§ Task details: Which lines hold the word "with"? Copy each of them from the material.

§ Extracted records:
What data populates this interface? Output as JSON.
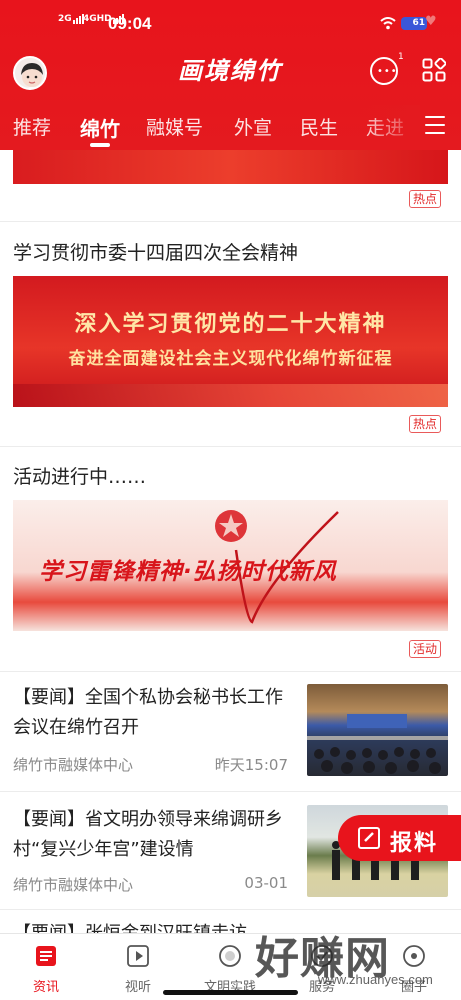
{
  "status_bar": {
    "signal1": "2G",
    "signal2": "4GHD",
    "time": "09:04",
    "battery": "61"
  },
  "header": {
    "logo_text": "画境绵竹",
    "message_count": "1"
  },
  "tabs": [
    {
      "label": "推荐",
      "active": false
    },
    {
      "label": "绵竹",
      "active": true
    },
    {
      "label": "融媒号",
      "active": false
    },
    {
      "label": "外宣",
      "active": false
    },
    {
      "label": "民生",
      "active": false
    },
    {
      "label": "走进",
      "active": false
    }
  ],
  "feed": {
    "top_tag": "热点",
    "card1": {
      "title": "学习贯彻市委十四届四次全会精神",
      "banner_line1": "深入学习贯彻党的二十大精神",
      "banner_line2": "奋进全面建设社会主义现代化绵竹新征程",
      "tag": "热点"
    },
    "card2": {
      "title": "活动进行中……",
      "banner_text": "学习雷锋精神·弘扬时代新风",
      "tag": "活动"
    },
    "news": [
      {
        "title": "【要闻】全国个私协会秘书长工作会议在绵竹召开",
        "source": "绵竹市融媒体中心",
        "time": "昨天15:07"
      },
      {
        "title": "【要闻】省文明办领导来绵调研乡村“复兴少年宫”建设情",
        "source": "绵竹市融媒体中心",
        "time": "03-01"
      },
      {
        "title": "【要闻】张恒金到汉旺镇走访"
      }
    ]
  },
  "report_button": {
    "label": "报料"
  },
  "bottom_nav": [
    {
      "label": "资讯",
      "icon": "news-icon",
      "active": true
    },
    {
      "label": "视听",
      "icon": "play-icon",
      "active": false
    },
    {
      "label": "文明实践",
      "icon": "civilization-icon",
      "active": false
    },
    {
      "label": "服务",
      "icon": "service-icon",
      "active": false
    },
    {
      "label": "圈子",
      "icon": "circle-icon",
      "active": false
    }
  ],
  "watermark": {
    "big": "好赚网",
    "small": "www.zhuanyes.com"
  },
  "colors": {
    "brand_red": "#e8141c",
    "tag_red": "#e22a2a",
    "gold_text": "#ffe7a8"
  }
}
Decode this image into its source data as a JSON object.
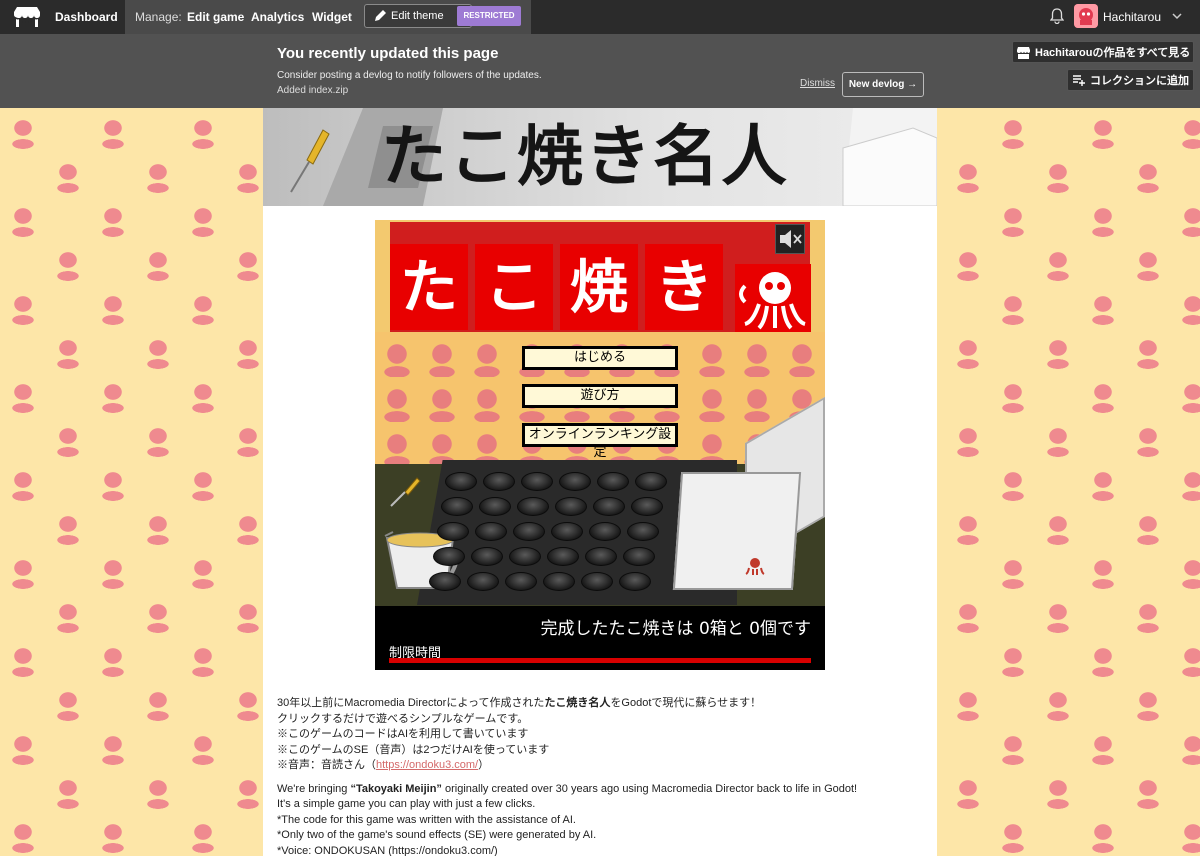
{
  "topbar": {
    "dashboard": "Dashboard",
    "manage_label": "Manage:",
    "edit_game": "Edit game",
    "analytics": "Analytics",
    "widget": "Widget",
    "edit_theme": "Edit theme",
    "restricted": "RESTRICTED",
    "username": "Hachitarou"
  },
  "notice": {
    "title": "You recently updated this page",
    "body": "Consider posting a devlog to notify followers of the updates.",
    "added": "Added index.zip",
    "dismiss": "Dismiss",
    "new_devlog": "New devlog →"
  },
  "side_buttons": {
    "view_all": "Hachitarouの作品をすべて見る",
    "add_collection": "コレクションに追加"
  },
  "banner": {
    "title": "たこ焼き名人"
  },
  "game": {
    "title_chars": [
      "た",
      "こ",
      "焼",
      "き"
    ],
    "start": "はじめる",
    "how_to": "遊び方",
    "ranking": "オンラインランキング設定",
    "count_text": "完成したたこ焼きは 0箱と 0個です",
    "time_label": "制限時間"
  },
  "description": {
    "jp_line1_pre": "30年以上前にMacromedia Directorによって作成された",
    "jp_line1_bold": "たこ焼き名人",
    "jp_line1_post": "をGodotで現代に蘇らせます！",
    "jp_line2": "クリックするだけで遊べるシンプルなゲームです。",
    "jp_line3": "※このゲームのコードはAIを利用して書いています",
    "jp_line4": "※このゲームのSE（音声）は2つだけAIを使っています",
    "jp_line5_pre": "※音声：音読さん（",
    "jp_line5_link": "https://ondoku3.com/",
    "jp_line5_post": "）",
    "en_line1_pre": "We're bringing ",
    "en_line1_bold": "“Takoyaki Meijin”",
    "en_line1_post": " originally created over 30 years ago using Macromedia Director back to life in Godot!",
    "en_line2": "It's a simple game you can play with just a few clicks.",
    "en_line3": "*The code for this game was written with the assistance of AI.",
    "en_line4": "*Only two of the game's sound effects (SE) were generated by AI.",
    "en_line5": "*Voice: ONDOKUSAN (https://ondoku3.com/)"
  },
  "colors": {
    "topbar": "#2b2b2b",
    "notice": "#525252",
    "restricted_badge": "#9e7bd4",
    "wallpaper": "#fde6a8",
    "octopus": "#ef8a8f",
    "game_red": "#e80000"
  }
}
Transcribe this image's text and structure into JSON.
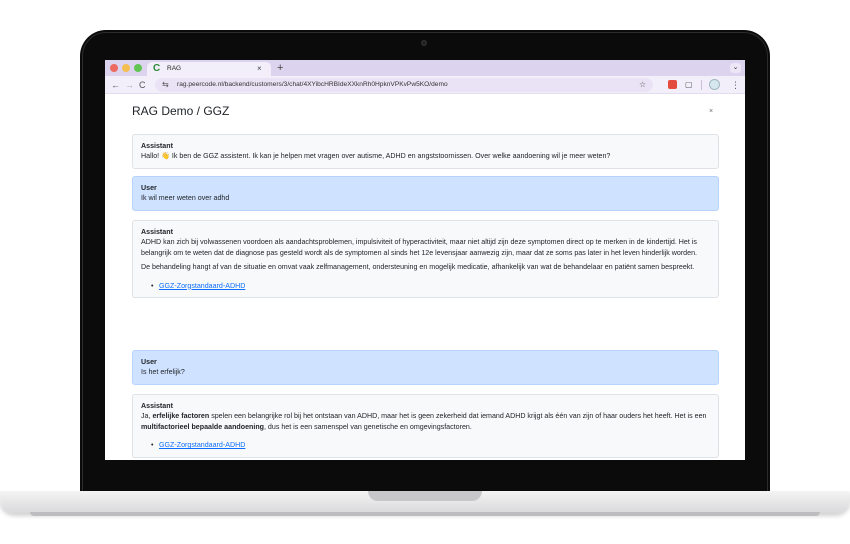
{
  "browser": {
    "tab_title": "RAG",
    "tab_favicon": "C",
    "tab_close": "×",
    "new_tab": "+",
    "tab_menu": "⌄",
    "url": "rag.peercode.nl/backend/customers/3/chat/4XYibcHRBIdeXXknRh0HpknVPKvPw5KO/demo",
    "icons": {
      "back": "←",
      "forward": "→",
      "reload": "C",
      "site_info": "⇆",
      "star": "☆",
      "extension": "",
      "puzzle": "▢",
      "menu": "⋮"
    }
  },
  "page": {
    "title": "RAG Demo / GGZ",
    "close": "×"
  },
  "messages": [
    {
      "role": "Assistant",
      "text": "Hallo! 👋 Ik ben de GGZ assistent. Ik kan je helpen met vragen over autisme, ADHD en angststoornissen. Over welke aandoening wil je meer weten?"
    },
    {
      "role": "User",
      "text": "Ik wil meer weten over adhd"
    },
    {
      "role": "Assistant",
      "p1": "ADHD kan zich bij volwassenen voordoen als aandachtsproblemen, impulsiviteit of hyperactiviteit, maar niet altijd zijn deze symptomen direct op te merken in de kindertijd. Het is belangrijk om te weten dat de diagnose pas gesteld wordt als de symptomen al sinds het 12e levensjaar aanwezig zijn, maar dat ze soms pas later in het leven hinderlijk worden.",
      "p2": "De behandeling hangt af van de situatie en omvat vaak zelfmanagement, ondersteuning en mogelijk medicatie, afhankelijk van wat de behandelaar en patiënt samen bespreekt.",
      "source": "GGZ-Zorgstandaard-ADHD"
    },
    {
      "role": "User",
      "text": "Is het erfelijk?"
    },
    {
      "role": "Assistant",
      "t1": "Ja, ",
      "b1": "erfelijke factoren",
      "t2": " spelen een belangrijke rol bij het ontstaan van ADHD, maar het is geen zekerheid dat iemand ADHD krijgt als één van zijn of haar ouders het heeft. Het is een ",
      "b2": "multifactorieel bepaalde aandoening",
      "t3": ", dus het is een samenspel van genetische en omgevingsfactoren.",
      "source": "GGZ-Zorgstandaard-ADHD"
    }
  ],
  "colors": {
    "tabbar": "#dcd3ef",
    "user_bubble": "#cfe2ff",
    "assistant_bubble": "#f8f9fa",
    "link": "#0d6efd"
  }
}
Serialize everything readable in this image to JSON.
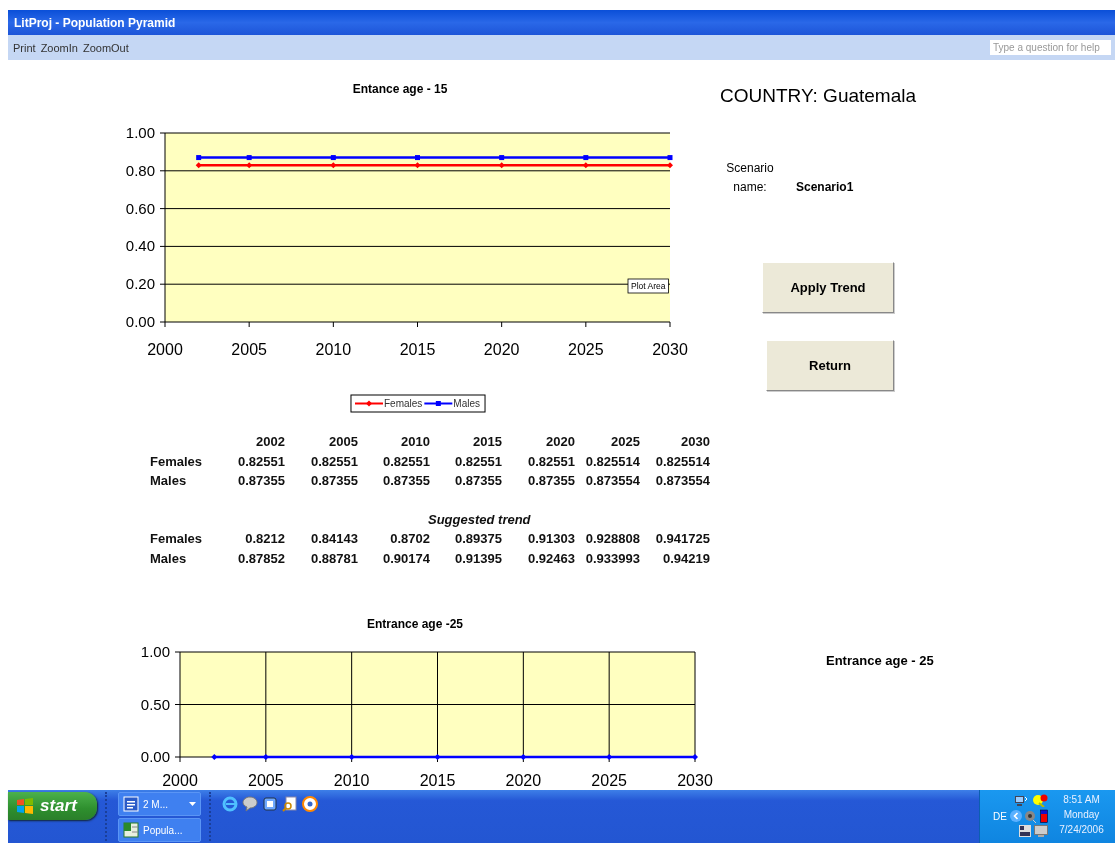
{
  "window": {
    "title": "LitProj - Population Pyramid"
  },
  "menu": [
    "Print",
    "ZoomIn",
    "ZoomOut"
  ],
  "help_box": {
    "placeholder": "Type a question for help"
  },
  "chart_1": {
    "tooltip": "Plot Area",
    "chart_data": {
      "type": "line",
      "title": "Entance age - 15",
      "x": [
        2002,
        2005,
        2010,
        2015,
        2020,
        2025,
        2030
      ],
      "series": [
        {
          "name": "Females",
          "color": "#ff0000",
          "marker": "diamond",
          "values": [
            0.83,
            0.83,
            0.83,
            0.83,
            0.83,
            0.83,
            0.83
          ]
        },
        {
          "name": "Males",
          "color": "#0000ff",
          "marker": "square",
          "values": [
            0.87,
            0.87,
            0.87,
            0.87,
            0.87,
            0.87,
            0.87
          ]
        }
      ],
      "grid": {
        "x": false,
        "y": true
      },
      "legend": true,
      "xlim": [
        2000,
        2030
      ],
      "ylim": [
        0,
        1
      ],
      "xticks": [
        {
          "value": 2000,
          "label": "2000"
        },
        {
          "value": 2005,
          "label": "2005"
        },
        {
          "value": 2010,
          "label": "2010"
        },
        {
          "value": 2015,
          "label": "2015"
        },
        {
          "value": 2020,
          "label": "2020"
        },
        {
          "value": 2025,
          "label": "2025"
        },
        {
          "value": 2030,
          "label": "2030"
        }
      ],
      "yticks": [
        {
          "value": 0,
          "label": "0.00"
        },
        {
          "value": 0.2,
          "label": "0.20"
        },
        {
          "value": 0.4,
          "label": "0.40"
        },
        {
          "value": 0.6,
          "label": "0.60"
        },
        {
          "value": 0.8,
          "label": "0.80"
        },
        {
          "value": 1,
          "label": "1.00"
        }
      ]
    }
  },
  "table": {
    "columns": [
      "2002",
      "2005",
      "2010",
      "2015",
      "2020",
      "2025",
      "2030"
    ],
    "rows": [
      {
        "label": "Females",
        "values": [
          "0.82551",
          "0.82551",
          "0.82551",
          "0.82551",
          "0.82551",
          "0.825514",
          "0.825514"
        ]
      },
      {
        "label": "Males",
        "values": [
          "0.87355",
          "0.87355",
          "0.87355",
          "0.87355",
          "0.87355",
          "0.873554",
          "0.873554"
        ]
      }
    ]
  },
  "suggested_trend": {
    "title": "Suggested trend",
    "rows": [
      {
        "label": "Females",
        "values": [
          "0.8212",
          "0.84143",
          "0.8702",
          "0.89375",
          "0.91303",
          "0.928808",
          "0.941725"
        ]
      },
      {
        "label": "Males",
        "values": [
          "0.87852",
          "0.88781",
          "0.90174",
          "0.91395",
          "0.92463",
          "0.933993",
          "0.94219"
        ]
      }
    ]
  },
  "chart_2": {
    "chart_data": {
      "type": "line",
      "title": "Entrance age -25",
      "x": [
        2002,
        2005,
        2010,
        2015,
        2020,
        2025,
        2030
      ],
      "series": [
        {
          "color": "#0000ff",
          "marker": "diamond",
          "values": [
            0,
            0,
            0,
            0,
            0,
            0,
            0
          ]
        }
      ],
      "grid": {
        "x": true,
        "y": true
      },
      "xlim": [
        2000,
        2030
      ],
      "ylim": [
        0,
        1
      ],
      "xticks": [
        {
          "value": 2000,
          "label": "2000"
        },
        {
          "value": 2005,
          "label": "2005"
        },
        {
          "value": 2010,
          "label": "2010"
        },
        {
          "value": 2015,
          "label": "2015"
        },
        {
          "value": 2020,
          "label": "2020"
        },
        {
          "value": 2025,
          "label": "2025"
        },
        {
          "value": 2030,
          "label": "2030"
        }
      ],
      "yticks": [
        {
          "value": 0,
          "label": "0.00"
        },
        {
          "value": 0.5,
          "label": "0.50"
        },
        {
          "value": 1,
          "label": "1.00"
        }
      ]
    }
  },
  "country": "COUNTRY: Guatemala",
  "scenario": {
    "label": "Scenario name:",
    "value": "Scenario1"
  },
  "buttons": [
    "Apply Trend",
    "Return"
  ],
  "side_label": "Entrance age - 25",
  "taskbar": {
    "start": "start",
    "tasks": [
      {
        "label": "2 M...",
        "kind": "word"
      },
      {
        "label": "Popula...",
        "kind": "excel"
      }
    ],
    "tray": {
      "language": "DE",
      "time": "8:51 AM",
      "day": "Monday",
      "date": "7/24/2006"
    }
  }
}
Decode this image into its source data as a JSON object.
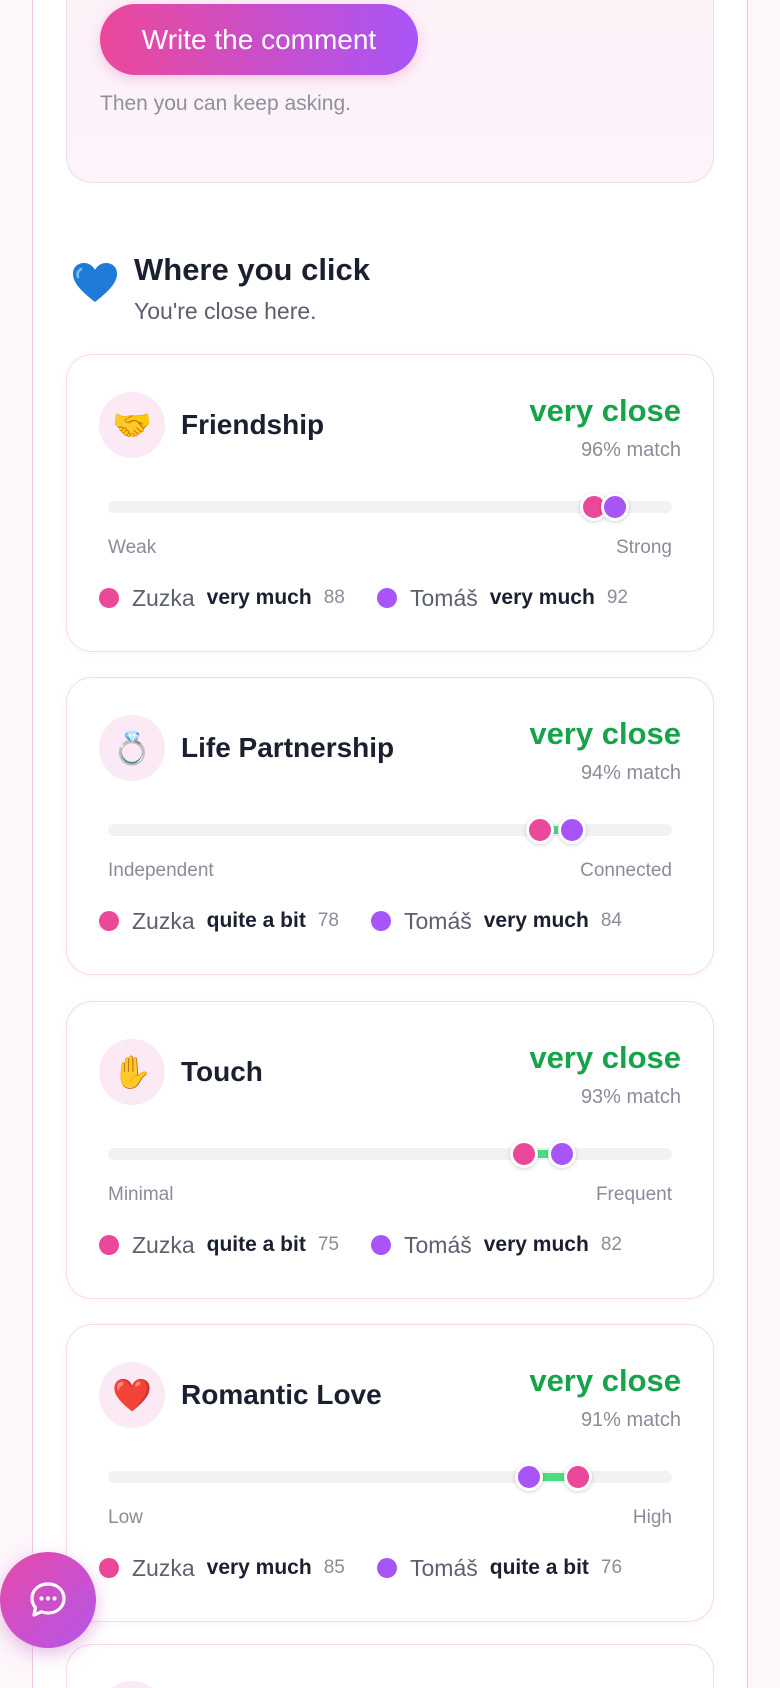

§ Full response:
    "en_line2": "It's a simple game you can play with just a few clicks.",
    "en_line3": "*The code for this game was written with the assistance of AI.",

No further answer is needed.